### TASK STATEMENT
Return, unchanged, every line in the records below from the one containing "desk-sign-photo: [454, 626, 606, 723]" down to the one containing "card-text: รณรงค์ลดการใช้ พลาสติกและโฟม: [331, 519, 405, 544]", with both of those lines included.

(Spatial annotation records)
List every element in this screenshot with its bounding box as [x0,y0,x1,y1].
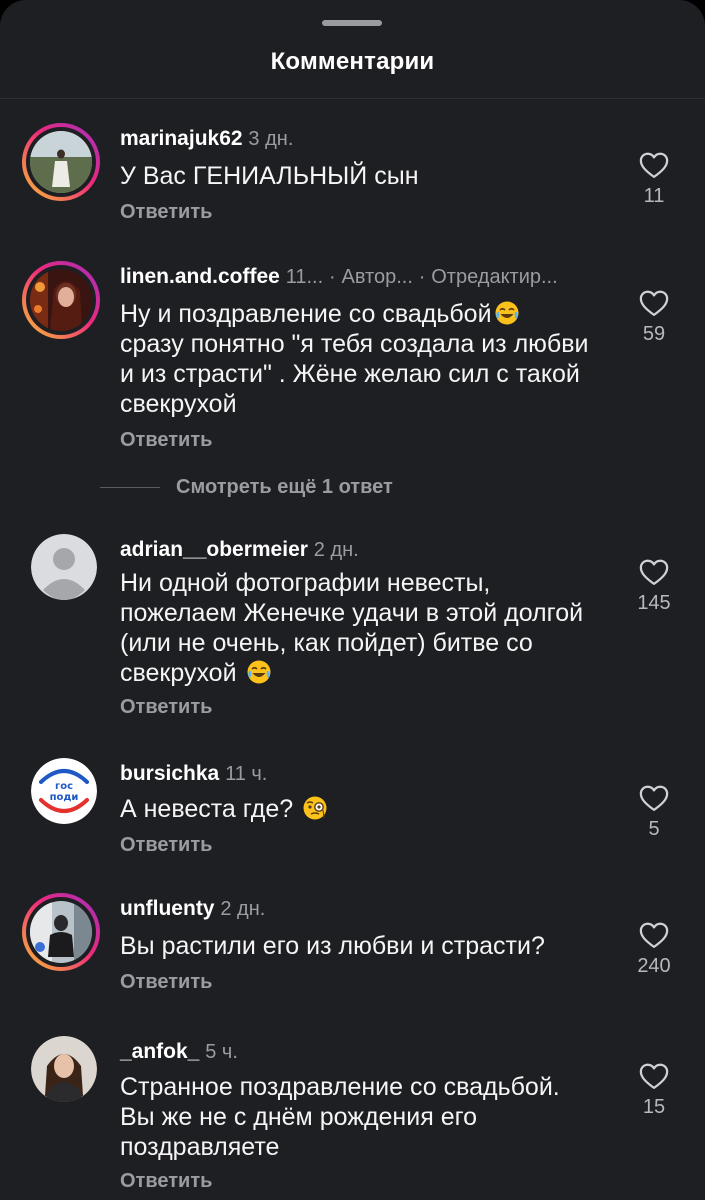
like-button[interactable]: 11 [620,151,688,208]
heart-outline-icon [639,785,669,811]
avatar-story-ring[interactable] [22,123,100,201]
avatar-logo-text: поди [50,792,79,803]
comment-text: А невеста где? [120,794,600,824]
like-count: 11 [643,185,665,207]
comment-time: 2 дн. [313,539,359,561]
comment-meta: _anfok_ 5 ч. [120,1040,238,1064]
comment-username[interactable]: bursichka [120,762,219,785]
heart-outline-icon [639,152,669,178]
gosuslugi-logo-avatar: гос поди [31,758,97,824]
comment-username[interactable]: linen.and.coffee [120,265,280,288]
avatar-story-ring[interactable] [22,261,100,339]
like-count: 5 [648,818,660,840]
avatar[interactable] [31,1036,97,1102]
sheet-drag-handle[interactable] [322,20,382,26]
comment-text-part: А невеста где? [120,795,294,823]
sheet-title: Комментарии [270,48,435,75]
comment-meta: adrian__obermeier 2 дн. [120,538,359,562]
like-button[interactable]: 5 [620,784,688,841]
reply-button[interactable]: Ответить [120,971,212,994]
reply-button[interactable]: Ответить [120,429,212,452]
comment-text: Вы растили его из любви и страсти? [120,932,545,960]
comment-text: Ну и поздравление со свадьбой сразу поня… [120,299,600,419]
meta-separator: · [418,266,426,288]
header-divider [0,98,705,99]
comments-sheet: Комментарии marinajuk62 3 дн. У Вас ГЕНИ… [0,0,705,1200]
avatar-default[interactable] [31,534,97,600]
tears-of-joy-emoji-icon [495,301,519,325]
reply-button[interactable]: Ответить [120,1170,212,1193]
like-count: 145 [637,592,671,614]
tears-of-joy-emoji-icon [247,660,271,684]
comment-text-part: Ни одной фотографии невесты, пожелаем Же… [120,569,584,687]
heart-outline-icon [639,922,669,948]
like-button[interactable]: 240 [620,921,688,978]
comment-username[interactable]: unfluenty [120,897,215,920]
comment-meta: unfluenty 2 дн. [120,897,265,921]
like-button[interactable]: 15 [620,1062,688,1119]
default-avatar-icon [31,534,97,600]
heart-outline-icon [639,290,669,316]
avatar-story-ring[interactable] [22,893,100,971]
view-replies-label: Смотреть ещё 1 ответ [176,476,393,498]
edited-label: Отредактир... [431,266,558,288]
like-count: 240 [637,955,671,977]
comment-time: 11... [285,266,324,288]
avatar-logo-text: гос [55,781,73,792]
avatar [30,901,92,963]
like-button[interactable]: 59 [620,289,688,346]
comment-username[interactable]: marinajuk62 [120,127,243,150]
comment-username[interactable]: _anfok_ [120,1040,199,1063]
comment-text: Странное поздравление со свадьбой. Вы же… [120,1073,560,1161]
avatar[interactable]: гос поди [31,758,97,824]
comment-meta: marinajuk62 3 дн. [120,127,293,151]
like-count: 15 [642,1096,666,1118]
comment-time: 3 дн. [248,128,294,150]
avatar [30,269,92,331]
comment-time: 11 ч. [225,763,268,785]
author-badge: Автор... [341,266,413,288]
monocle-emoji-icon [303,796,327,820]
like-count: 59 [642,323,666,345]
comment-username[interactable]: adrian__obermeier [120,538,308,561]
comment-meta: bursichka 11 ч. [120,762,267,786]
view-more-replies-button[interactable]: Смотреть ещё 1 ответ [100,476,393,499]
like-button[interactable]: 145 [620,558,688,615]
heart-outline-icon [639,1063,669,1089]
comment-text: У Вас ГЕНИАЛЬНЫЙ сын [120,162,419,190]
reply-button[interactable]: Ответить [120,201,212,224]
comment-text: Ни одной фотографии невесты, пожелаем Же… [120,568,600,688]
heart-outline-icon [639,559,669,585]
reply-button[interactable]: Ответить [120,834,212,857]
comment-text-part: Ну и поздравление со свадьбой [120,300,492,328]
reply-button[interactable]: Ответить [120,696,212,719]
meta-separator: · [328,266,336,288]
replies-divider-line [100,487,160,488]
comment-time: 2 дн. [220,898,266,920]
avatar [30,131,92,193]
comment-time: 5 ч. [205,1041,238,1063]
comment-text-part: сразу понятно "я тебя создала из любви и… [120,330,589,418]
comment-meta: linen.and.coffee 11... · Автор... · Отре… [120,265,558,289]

==

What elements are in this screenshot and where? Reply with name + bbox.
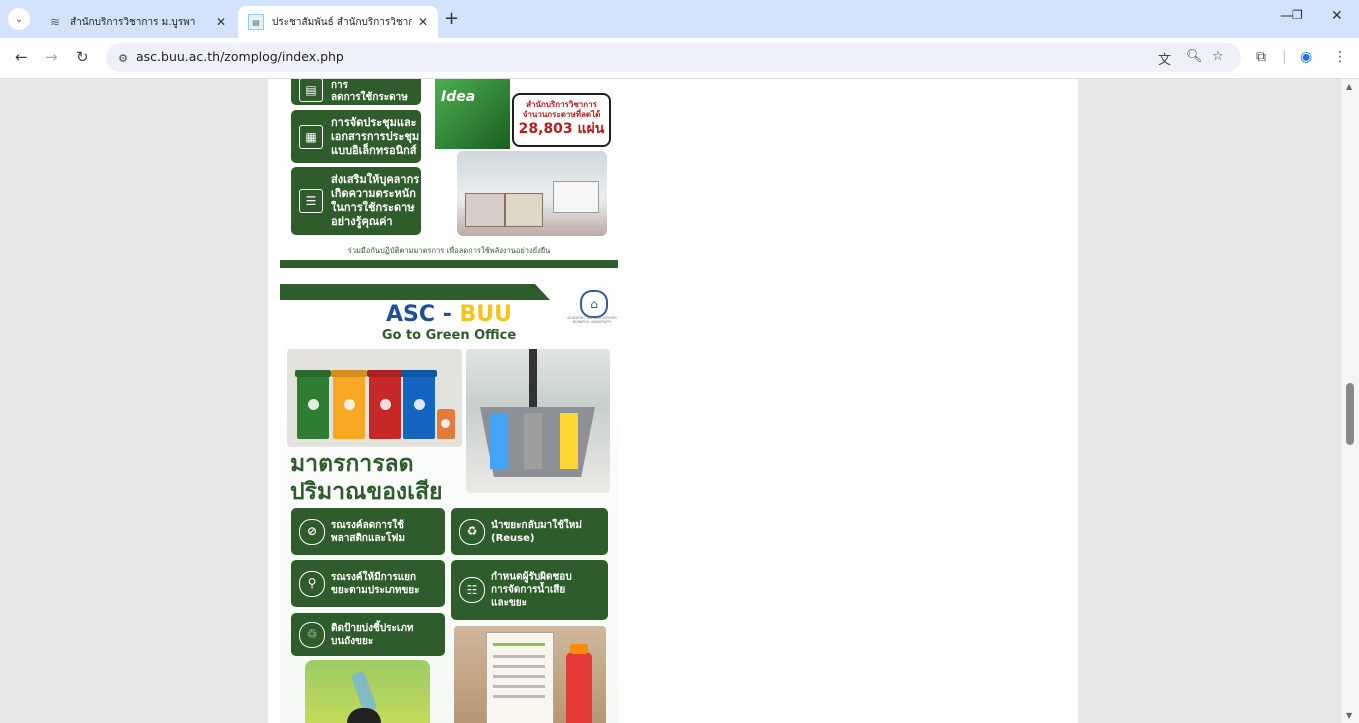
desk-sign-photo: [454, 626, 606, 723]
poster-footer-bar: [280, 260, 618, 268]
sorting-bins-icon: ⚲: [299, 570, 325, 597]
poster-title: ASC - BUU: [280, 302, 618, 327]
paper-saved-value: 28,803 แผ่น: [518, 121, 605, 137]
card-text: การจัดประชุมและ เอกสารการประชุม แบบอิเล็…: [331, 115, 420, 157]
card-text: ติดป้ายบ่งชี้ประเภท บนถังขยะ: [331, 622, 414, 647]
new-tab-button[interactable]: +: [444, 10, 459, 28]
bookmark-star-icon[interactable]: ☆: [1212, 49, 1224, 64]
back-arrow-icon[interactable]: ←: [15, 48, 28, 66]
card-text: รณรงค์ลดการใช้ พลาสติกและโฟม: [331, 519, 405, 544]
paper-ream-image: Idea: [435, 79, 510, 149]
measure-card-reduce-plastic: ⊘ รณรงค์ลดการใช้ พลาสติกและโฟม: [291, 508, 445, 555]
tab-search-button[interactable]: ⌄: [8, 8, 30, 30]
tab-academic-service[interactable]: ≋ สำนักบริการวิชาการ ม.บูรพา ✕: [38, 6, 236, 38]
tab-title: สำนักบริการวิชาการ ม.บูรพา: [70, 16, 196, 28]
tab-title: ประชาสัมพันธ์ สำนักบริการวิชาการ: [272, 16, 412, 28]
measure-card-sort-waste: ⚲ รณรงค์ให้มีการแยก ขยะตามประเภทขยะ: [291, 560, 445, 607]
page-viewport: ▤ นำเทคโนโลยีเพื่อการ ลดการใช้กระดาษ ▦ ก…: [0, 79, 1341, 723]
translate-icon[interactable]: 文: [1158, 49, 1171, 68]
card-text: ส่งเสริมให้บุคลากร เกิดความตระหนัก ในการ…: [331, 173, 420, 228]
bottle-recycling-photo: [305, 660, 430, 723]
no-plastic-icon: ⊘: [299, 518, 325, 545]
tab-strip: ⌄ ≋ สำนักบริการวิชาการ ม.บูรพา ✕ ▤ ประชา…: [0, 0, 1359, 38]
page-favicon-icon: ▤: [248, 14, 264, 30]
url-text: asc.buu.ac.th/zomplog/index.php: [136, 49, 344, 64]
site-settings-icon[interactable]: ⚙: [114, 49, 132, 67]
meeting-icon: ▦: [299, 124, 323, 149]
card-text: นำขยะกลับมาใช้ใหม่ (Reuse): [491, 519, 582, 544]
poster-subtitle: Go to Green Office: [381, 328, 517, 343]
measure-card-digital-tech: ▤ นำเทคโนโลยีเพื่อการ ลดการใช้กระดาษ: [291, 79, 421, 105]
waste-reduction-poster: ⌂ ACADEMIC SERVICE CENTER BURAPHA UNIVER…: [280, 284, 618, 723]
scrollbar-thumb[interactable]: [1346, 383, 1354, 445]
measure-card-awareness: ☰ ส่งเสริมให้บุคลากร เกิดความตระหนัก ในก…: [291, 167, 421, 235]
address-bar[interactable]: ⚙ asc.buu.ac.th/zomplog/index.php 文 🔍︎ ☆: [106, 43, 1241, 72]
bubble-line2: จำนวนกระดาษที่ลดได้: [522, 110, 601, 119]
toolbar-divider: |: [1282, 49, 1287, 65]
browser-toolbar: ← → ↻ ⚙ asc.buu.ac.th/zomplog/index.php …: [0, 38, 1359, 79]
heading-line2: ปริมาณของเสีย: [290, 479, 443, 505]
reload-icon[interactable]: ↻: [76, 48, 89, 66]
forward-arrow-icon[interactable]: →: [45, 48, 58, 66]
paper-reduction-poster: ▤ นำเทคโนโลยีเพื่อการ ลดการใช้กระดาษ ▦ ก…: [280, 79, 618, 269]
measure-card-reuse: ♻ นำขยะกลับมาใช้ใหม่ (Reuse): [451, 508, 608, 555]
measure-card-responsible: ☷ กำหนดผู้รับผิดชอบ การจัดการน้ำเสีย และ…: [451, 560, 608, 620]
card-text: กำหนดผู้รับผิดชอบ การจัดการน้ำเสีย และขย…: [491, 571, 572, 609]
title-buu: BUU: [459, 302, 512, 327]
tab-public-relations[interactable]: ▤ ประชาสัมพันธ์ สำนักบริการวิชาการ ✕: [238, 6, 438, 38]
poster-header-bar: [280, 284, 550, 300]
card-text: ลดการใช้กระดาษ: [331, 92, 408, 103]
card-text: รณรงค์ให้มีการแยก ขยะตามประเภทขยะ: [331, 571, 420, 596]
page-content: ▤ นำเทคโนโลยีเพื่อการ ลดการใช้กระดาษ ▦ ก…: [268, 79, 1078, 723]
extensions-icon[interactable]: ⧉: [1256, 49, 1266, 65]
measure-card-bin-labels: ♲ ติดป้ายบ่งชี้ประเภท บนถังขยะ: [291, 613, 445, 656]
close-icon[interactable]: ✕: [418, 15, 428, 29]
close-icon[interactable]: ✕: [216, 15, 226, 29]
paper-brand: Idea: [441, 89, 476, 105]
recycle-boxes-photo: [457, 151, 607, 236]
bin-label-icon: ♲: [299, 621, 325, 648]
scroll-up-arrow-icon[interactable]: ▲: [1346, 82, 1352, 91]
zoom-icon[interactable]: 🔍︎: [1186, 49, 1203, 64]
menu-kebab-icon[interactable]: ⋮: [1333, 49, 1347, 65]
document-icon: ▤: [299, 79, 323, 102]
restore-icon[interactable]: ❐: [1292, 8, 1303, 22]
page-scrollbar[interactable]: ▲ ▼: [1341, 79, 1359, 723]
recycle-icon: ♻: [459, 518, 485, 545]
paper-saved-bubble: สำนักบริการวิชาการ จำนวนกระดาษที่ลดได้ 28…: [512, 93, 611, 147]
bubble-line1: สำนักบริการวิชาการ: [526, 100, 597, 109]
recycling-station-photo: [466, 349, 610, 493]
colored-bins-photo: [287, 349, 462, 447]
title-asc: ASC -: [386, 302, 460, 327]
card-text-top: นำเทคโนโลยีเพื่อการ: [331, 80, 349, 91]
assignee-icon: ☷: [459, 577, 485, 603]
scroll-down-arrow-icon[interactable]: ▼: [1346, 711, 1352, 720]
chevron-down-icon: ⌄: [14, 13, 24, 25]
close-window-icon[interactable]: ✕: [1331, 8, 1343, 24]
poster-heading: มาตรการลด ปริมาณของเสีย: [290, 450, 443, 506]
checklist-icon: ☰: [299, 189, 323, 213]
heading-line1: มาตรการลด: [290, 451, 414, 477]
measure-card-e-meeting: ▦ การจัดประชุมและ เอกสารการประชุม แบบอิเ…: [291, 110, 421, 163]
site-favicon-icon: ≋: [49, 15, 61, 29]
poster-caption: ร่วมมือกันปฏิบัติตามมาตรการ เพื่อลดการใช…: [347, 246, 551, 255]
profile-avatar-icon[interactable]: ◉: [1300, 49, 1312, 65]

...

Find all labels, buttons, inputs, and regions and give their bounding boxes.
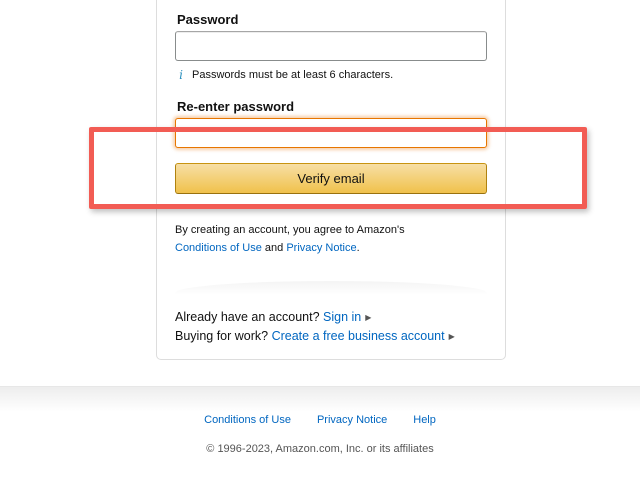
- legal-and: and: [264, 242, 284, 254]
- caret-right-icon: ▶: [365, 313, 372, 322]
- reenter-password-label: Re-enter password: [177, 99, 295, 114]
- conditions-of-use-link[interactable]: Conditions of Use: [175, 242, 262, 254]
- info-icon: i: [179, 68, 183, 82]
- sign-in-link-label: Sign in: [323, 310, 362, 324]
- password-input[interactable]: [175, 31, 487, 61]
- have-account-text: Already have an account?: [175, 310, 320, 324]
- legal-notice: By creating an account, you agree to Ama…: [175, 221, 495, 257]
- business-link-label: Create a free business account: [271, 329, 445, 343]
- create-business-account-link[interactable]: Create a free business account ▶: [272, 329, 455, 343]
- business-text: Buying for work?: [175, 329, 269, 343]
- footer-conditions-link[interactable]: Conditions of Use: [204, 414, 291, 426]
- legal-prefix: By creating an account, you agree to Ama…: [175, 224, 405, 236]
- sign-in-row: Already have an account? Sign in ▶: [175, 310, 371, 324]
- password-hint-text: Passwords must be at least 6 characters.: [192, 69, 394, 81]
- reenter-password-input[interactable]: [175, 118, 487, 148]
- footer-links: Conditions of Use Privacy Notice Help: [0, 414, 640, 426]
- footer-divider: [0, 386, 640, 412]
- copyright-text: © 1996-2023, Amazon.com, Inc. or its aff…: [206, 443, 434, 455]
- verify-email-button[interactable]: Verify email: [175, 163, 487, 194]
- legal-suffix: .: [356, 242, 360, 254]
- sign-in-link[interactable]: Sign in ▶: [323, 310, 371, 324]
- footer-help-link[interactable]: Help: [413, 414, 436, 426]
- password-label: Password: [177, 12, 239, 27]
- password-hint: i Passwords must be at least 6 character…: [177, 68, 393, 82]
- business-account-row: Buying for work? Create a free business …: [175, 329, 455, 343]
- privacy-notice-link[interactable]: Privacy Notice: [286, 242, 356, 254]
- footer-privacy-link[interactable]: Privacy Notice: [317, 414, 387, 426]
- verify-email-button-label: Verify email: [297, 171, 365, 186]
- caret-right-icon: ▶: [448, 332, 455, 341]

### COMPLETE OUTPUT
desk-sign-photo: [454, 626, 606, 723]
poster-footer-bar: [280, 260, 618, 268]
sorting-bins-icon: ⚲: [299, 570, 325, 597]
poster-title: ASC - BUU: [280, 302, 618, 327]
paper-saved-value: 28,803 แผ่น: [518, 121, 605, 137]
card-text: การจัดประชุมและ เอกสารการประชุม แบบอิเล็…: [331, 115, 420, 157]
card-text: ติดป้ายบ่งชี้ประเภท บนถังขยะ: [331, 622, 414, 647]
new-tab-button[interactable]: +: [444, 10, 459, 28]
bookmark-star-icon[interactable]: ☆: [1212, 49, 1224, 64]
back-arrow-icon[interactable]: ←: [15, 48, 28, 66]
card-text: รณรงค์ลดการใช้ พลาสติกและโฟม: [331, 519, 405, 544]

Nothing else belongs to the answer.